● Goal
The data below must be copied in full and without any change.

● Recorded data
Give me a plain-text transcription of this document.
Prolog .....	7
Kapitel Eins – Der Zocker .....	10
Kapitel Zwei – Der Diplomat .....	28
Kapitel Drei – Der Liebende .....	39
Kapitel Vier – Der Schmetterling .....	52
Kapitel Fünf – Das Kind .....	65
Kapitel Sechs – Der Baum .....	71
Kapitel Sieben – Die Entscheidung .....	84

● Solution to the exercise
Give me a plain-text transcription of this document.
Prolog .....	7
Kapitel Eins – Der Zocker .....	10
Kapitel Zwei – Der Diplomat .....	28
Kapitel Drei – Der Liebende .....	39
Kapitel Vier – Der Schmetterling .....	52
Kapitel Fünf – Das Kind .....	65
Kapitel Sechs – Der Baum .....	71
Kapitel Sieben – Die Entscheidung .....	84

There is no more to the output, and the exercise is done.